## TASK INPUT
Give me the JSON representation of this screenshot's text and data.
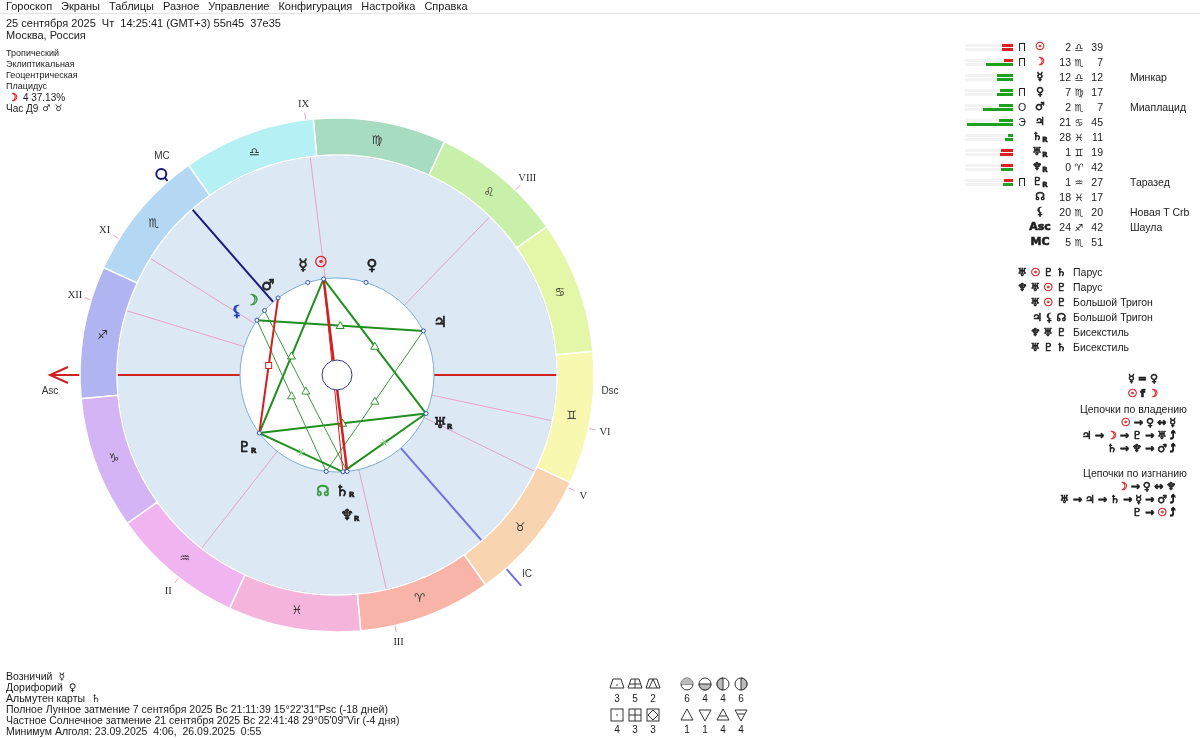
{
  "menu": [
    "Гороскоп",
    "Экраны",
    "Таблицы",
    "Разное",
    "Управление",
    "Конфигурация",
    "Настройка",
    "Справка"
  ],
  "header": {
    "datetime": "25 сентября 2025  Чт  14:25:41 (GMT+3) 55n45  37e35",
    "place": "Москва, Россия",
    "settings": [
      "Тропический",
      "Эклиптикальная",
      "Геоцентрическая",
      "Плацидус"
    ],
    "moon_phase": {
      "glyph": "☽",
      "color": "#e03030",
      "text": "4 37.13%"
    },
    "hour": {
      "text": "Час Д9",
      "glyphs": [
        "♂",
        "♉"
      ]
    }
  },
  "chart": {
    "zodiac": [
      {
        "glyph": "♈",
        "color": "#f8b4a8"
      },
      {
        "glyph": "♉",
        "color": "#f8d4b0"
      },
      {
        "glyph": "♊",
        "color": "#f8f8b0"
      },
      {
        "glyph": "♋",
        "color": "#e4f6a8"
      },
      {
        "glyph": "♌",
        "color": "#c8f0a8"
      },
      {
        "glyph": "♍",
        "color": "#a8dcc0"
      },
      {
        "glyph": "♎",
        "color": "#b4f0f4"
      },
      {
        "glyph": "♏",
        "color": "#b4d8f4"
      },
      {
        "glyph": "♐",
        "color": "#b0b4f0"
      },
      {
        "glyph": "♑",
        "color": "#d4b4f4"
      },
      {
        "glyph": "♒",
        "color": "#f0b4f0"
      },
      {
        "glyph": "♓",
        "color": "#f4b4dc"
      }
    ],
    "houses": [
      {
        "label": "Asc"
      },
      {
        "label": "II"
      },
      {
        "label": "III"
      },
      {
        "label": "IC"
      },
      {
        "label": "V"
      },
      {
        "label": "VI"
      },
      {
        "label": "Dsc"
      },
      {
        "label": "VIII"
      },
      {
        "label": "IX"
      },
      {
        "label": "MC"
      },
      {
        "label": "XI"
      },
      {
        "label": "XII"
      }
    ],
    "planets": [
      {
        "glyph": "☉",
        "color": "#e03030"
      },
      {
        "glyph": "☽",
        "color": "#3a9a3a"
      },
      {
        "glyph": "☿",
        "color": "#202020"
      },
      {
        "glyph": "♀",
        "color": "#202020"
      },
      {
        "glyph": "♂",
        "color": "#202020"
      },
      {
        "glyph": "♃",
        "color": "#202020"
      },
      {
        "glyph": "♄",
        "color": "#202020",
        "suffix": "R"
      },
      {
        "glyph": "♅",
        "color": "#202020",
        "suffix": "R"
      },
      {
        "glyph": "♆",
        "color": "#202020",
        "suffix": "R"
      },
      {
        "glyph": "♇",
        "color": "#202020",
        "suffix": "R"
      },
      {
        "glyph": "☊",
        "color": "#3a9a3a"
      },
      {
        "glyph": "⚸",
        "color": "#2040c0"
      }
    ]
  },
  "positions": [
    {
      "bars": [
        {
          "color": "#e02020",
          "level": 0.22
        },
        {
          "color": "#e02020",
          "level": 0.22
        }
      ],
      "dignity": "П",
      "glyph": "☉",
      "color": "#e03030",
      "degree": "2",
      "sign": "♎",
      "minutes": "39"
    },
    {
      "bars": [
        {
          "color": "#e02020",
          "level": 0.18
        },
        {
          "color": "#20a020",
          "level": 0.56
        }
      ],
      "dignity": "П",
      "glyph": "☽",
      "color": "#e03030",
      "degree": "13",
      "sign": "♏",
      "minutes": "7"
    },
    {
      "bars": [
        {
          "color": "#20a020",
          "level": 0.33
        },
        {
          "color": "#20a020",
          "level": 0.33
        }
      ],
      "glyph": "☿",
      "color": "#202020",
      "degree": "12",
      "sign": "♎",
      "minutes": "12",
      "star": "Минкар"
    },
    {
      "bars": [
        {
          "color": "#20a020",
          "level": 0.27
        },
        {
          "color": "#20a020",
          "level": 0.33
        }
      ],
      "dignity": "П",
      "glyph": "♀",
      "color": "#202020",
      "degree": "7",
      "sign": "♍",
      "minutes": "17"
    },
    {
      "bars": [
        {
          "color": "#20a020",
          "level": 0.3
        },
        {
          "color": "#20a020",
          "level": 0.62
        }
      ],
      "dignity": "О",
      "glyph": "♂",
      "color": "#202020",
      "degree": "2",
      "sign": "♏",
      "minutes": "7",
      "star": "Миаплацид"
    },
    {
      "bars": [
        {
          "color": "#20a020",
          "level": 0.3
        },
        {
          "color": "#20a020",
          "level": 0.95
        }
      ],
      "dignity": "Э",
      "glyph": "♃",
      "color": "#202020",
      "degree": "21",
      "sign": "♋",
      "minutes": "45"
    },
    {
      "bars": [
        {
          "color": "#20a020",
          "level": 0.1
        },
        {
          "color": "#20a020",
          "level": 0.16
        }
      ],
      "glyph": "♄",
      "suffix": "R",
      "color": "#202020",
      "degree": "28",
      "sign": "♓",
      "minutes": "11"
    },
    {
      "bars": [
        {
          "color": "#e02020",
          "level": 0.24
        },
        {
          "color": "#e02020",
          "level": 0.28
        }
      ],
      "glyph": "♅",
      "suffix": "R",
      "color": "#202020",
      "degree": "1",
      "sign": "♊",
      "minutes": "19"
    },
    {
      "bars": [
        {
          "color": "#e02020",
          "level": 0.24
        },
        {
          "color": "#20a020",
          "level": 0.24
        }
      ],
      "glyph": "♆",
      "suffix": "R",
      "color": "#202020",
      "degree": "0",
      "sign": "♈",
      "minutes": "42"
    },
    {
      "bars": [
        {
          "color": "#e02020",
          "level": 0.18
        },
        {
          "color": "#20a020",
          "level": 0.2
        }
      ],
      "dignity": "П",
      "glyph": "♇",
      "suffix": "R",
      "color": "#202020",
      "degree": "1",
      "sign": "♒",
      "minutes": "27",
      "star": "Таразед"
    },
    {
      "glyph": "☊",
      "color": "#202020",
      "degree": "18",
      "sign": "♓",
      "minutes": "17"
    },
    {
      "glyph": "⚸",
      "color": "#202020",
      "degree": "20",
      "sign": "♏",
      "minutes": "20",
      "star": "Новая T Crb"
    },
    {
      "glyph": "Asc",
      "color": "#202020",
      "degree": "24",
      "sign": "♐",
      "minutes": "42",
      "star": "Шаула"
    },
    {
      "glyph": "MC",
      "color": "#202020",
      "degree": "5",
      "sign": "♏",
      "minutes": "51"
    }
  ],
  "figures": [
    {
      "glyphs": [
        {
          "text": "♅",
          "color": "#202020"
        },
        {
          "text": "☉",
          "color": "#e03030"
        },
        {
          "text": "♇",
          "color": "#202020"
        },
        {
          "text": "♄",
          "color": "#202020"
        }
      ],
      "name": "Парус"
    },
    {
      "glyphs": [
        {
          "text": "♆",
          "color": "#202020"
        },
        {
          "text": "♅",
          "color": "#202020"
        },
        {
          "text": "☉",
          "color": "#e03030"
        },
        {
          "text": "♇",
          "color": "#202020"
        }
      ],
      "name": "Парус"
    },
    {
      "glyphs": [
        {
          "text": "♅",
          "color": "#202020"
        },
        {
          "text": "☉",
          "color": "#e03030"
        },
        {
          "text": "♇",
          "color": "#202020"
        }
      ],
      "name": "Большой Тригон"
    },
    {
      "glyphs": [
        {
          "text": "♃",
          "color": "#202020"
        },
        {
          "text": "⚸",
          "color": "#202020"
        },
        {
          "text": "☊",
          "color": "#202020"
        }
      ],
      "name": "Большой Тригон"
    },
    {
      "glyphs": [
        {
          "text": "♆",
          "color": "#202020"
        },
        {
          "text": "♅",
          "color": "#202020"
        },
        {
          "text": "♇",
          "color": "#202020"
        }
      ],
      "name": "Бисекстиль"
    },
    {
      "glyphs": [
        {
          "text": "♅",
          "color": "#202020"
        },
        {
          "text": "♇",
          "color": "#202020"
        },
        {
          "text": "♄",
          "color": "#202020"
        }
      ],
      "name": "Бисекстиль"
    }
  ],
  "rules": [
    [
      {
        "text": "☿",
        "color": "#202020"
      },
      {
        "text": "=",
        "color": "#202020"
      },
      {
        "text": "♀",
        "color": "#202020"
      }
    ],
    [
      {
        "text": "☉",
        "color": "#e03030"
      },
      {
        "text": "f",
        "color": "#202020"
      },
      {
        "text": "☽",
        "color": "#e03030"
      }
    ]
  ],
  "chains": [
    {
      "title": "Цепочки по владению",
      "lines": [
        [
          {
            "text": "☉",
            "color": "#e03030"
          },
          {
            "text": "→",
            "color": "#202020"
          },
          {
            "text": "♀",
            "color": "#202020"
          },
          {
            "text": "↔",
            "color": "#202020"
          },
          {
            "text": "☿",
            "color": "#202020"
          }
        ],
        [
          {
            "text": "♃",
            "color": "#202020"
          },
          {
            "text": "→",
            "color": "#202020"
          },
          {
            "text": "☽",
            "color": "#e03030"
          },
          {
            "text": "→",
            "color": "#202020"
          },
          {
            "text": "♇",
            "color": "#202020"
          },
          {
            "text": "→",
            "color": "#202020"
          },
          {
            "text": "♅",
            "color": "#202020"
          },
          {
            "text": "⤴",
            "color": "#202020"
          }
        ],
        [
          {
            "text": "♄",
            "color": "#202020"
          },
          {
            "text": "→",
            "color": "#202020"
          },
          {
            "text": "♆",
            "color": "#202020"
          },
          {
            "text": "→",
            "color": "#202020"
          },
          {
            "text": "♂",
            "color": "#202020"
          },
          {
            "text": "⤴",
            "color": "#202020"
          }
        ]
      ]
    },
    {
      "title": "Цепочки по изгнанию",
      "lines": [
        [
          {
            "text": "☽",
            "color": "#e03030"
          },
          {
            "text": "→",
            "color": "#202020"
          },
          {
            "text": "♀",
            "color": "#202020"
          },
          {
            "text": "↔",
            "color": "#202020"
          },
          {
            "text": "♆",
            "color": "#202020"
          }
        ],
        [
          {
            "text": "♅",
            "color": "#202020"
          },
          {
            "text": "→",
            "color": "#202020"
          },
          {
            "text": "♃",
            "color": "#202020"
          },
          {
            "text": "→",
            "color": "#202020"
          },
          {
            "text": "♄",
            "color": "#202020"
          },
          {
            "text": "→",
            "color": "#202020"
          },
          {
            "text": "☿",
            "color": "#202020"
          },
          {
            "text": "→",
            "color": "#202020"
          },
          {
            "text": "♂",
            "color": "#202020"
          },
          {
            "text": "⤴",
            "color": "#202020"
          }
        ],
        [
          {
            "text": "♇",
            "color": "#202020"
          },
          {
            "text": "→",
            "color": "#202020"
          },
          {
            "text": "☉",
            "color": "#e03030"
          },
          {
            "text": "⤴",
            "color": "#202020"
          }
        ]
      ]
    }
  ],
  "notes": [
    {
      "label": "Возничий",
      "glyph": "☿"
    },
    {
      "label": "Дорифорий",
      "glyph": "♀"
    },
    {
      "label": "Альмутен карты",
      "glyph": "♄"
    }
  ],
  "events": [
    "Полное Лунное затмение 7 сентября 2025 Вс 21:11:39 15°22'31\"Psc (-18 дней)",
    "Частное Солнечное затмение 21 сентября 2025 Вс 22:41:48 29°05'09\"Vir (-4 дня)",
    "Минимум Алголя: 23.09.2025  4:06,  26.09.2025  0:55"
  ],
  "stats": [
    [
      "3",
      "5",
      "2",
      "6",
      "4",
      "4",
      "6"
    ],
    [
      "4",
      "3",
      "3",
      "1",
      "1",
      "4",
      "4"
    ]
  ]
}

## EXERCISE PROMPT
Scan the listing above. Gather each line that contains the word "Цепочки".

## COMPLETE OUTPUT
      "title": "Цепочки по владению",
      "title": "Цепочки по изгнанию",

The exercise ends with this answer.